## [PROBLEM TO WORK ON]
Leave the pictures out, and retype all of the material exactly as written.

## [RECORDS SHOWN]
....................
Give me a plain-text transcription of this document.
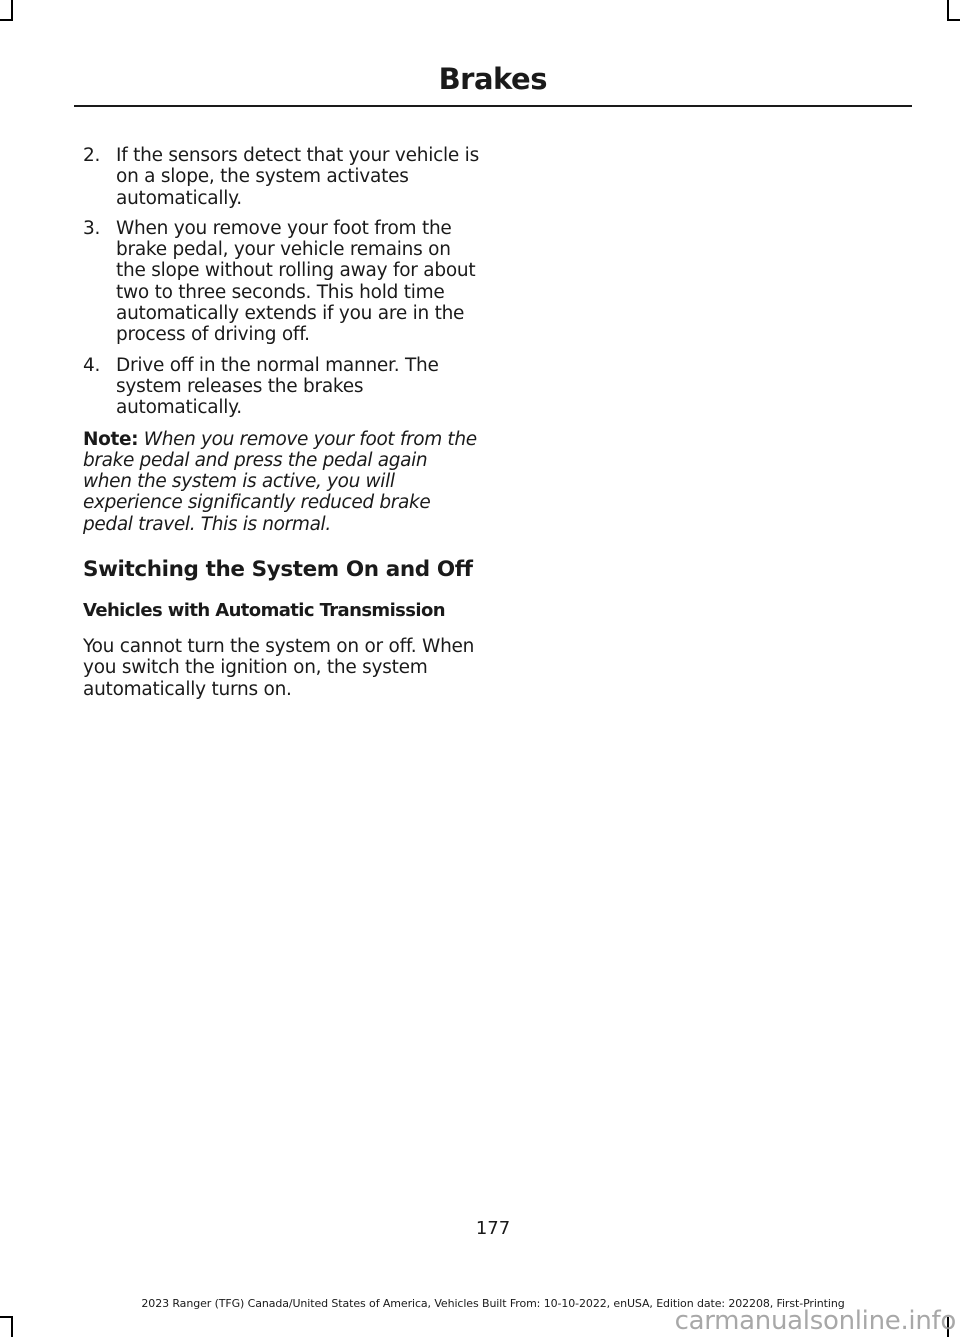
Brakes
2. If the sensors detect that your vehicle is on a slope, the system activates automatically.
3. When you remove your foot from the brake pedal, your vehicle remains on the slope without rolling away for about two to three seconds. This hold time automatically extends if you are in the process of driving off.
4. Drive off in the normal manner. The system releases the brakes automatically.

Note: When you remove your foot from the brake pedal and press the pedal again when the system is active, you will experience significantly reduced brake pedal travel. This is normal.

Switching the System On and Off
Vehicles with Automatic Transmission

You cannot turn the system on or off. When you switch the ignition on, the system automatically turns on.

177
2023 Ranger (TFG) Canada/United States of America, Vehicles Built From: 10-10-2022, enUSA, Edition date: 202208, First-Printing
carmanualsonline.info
....................
## [REPLY TO THE TASK]
Give me a plain-text transcription of this document.
Brakes
2. If the sensors detect that your vehicle is on a slope, the system activates automatically.
3. When you remove your foot from the brake pedal, your vehicle remains on the slope without rolling away for about two to three seconds. This hold time automatically extends if you are in the process of driving off.
4. Drive off in the normal manner. The system releases the brakes automatically.

Note: When you remove your foot from the brake pedal and press the pedal again when the system is active, you will experience significantly reduced brake pedal travel. This is normal.

Switching the System On and Off
Vehicles with Automatic Transmission

You cannot turn the system on or off. When you switch the ignition on, the system automatically turns on.

177
2023 Ranger (TFG) Canada/United States of America, Vehicles Built From: 10-10-2022, enUSA, Edition date: 202208, First-Printing
carmanualsonline.info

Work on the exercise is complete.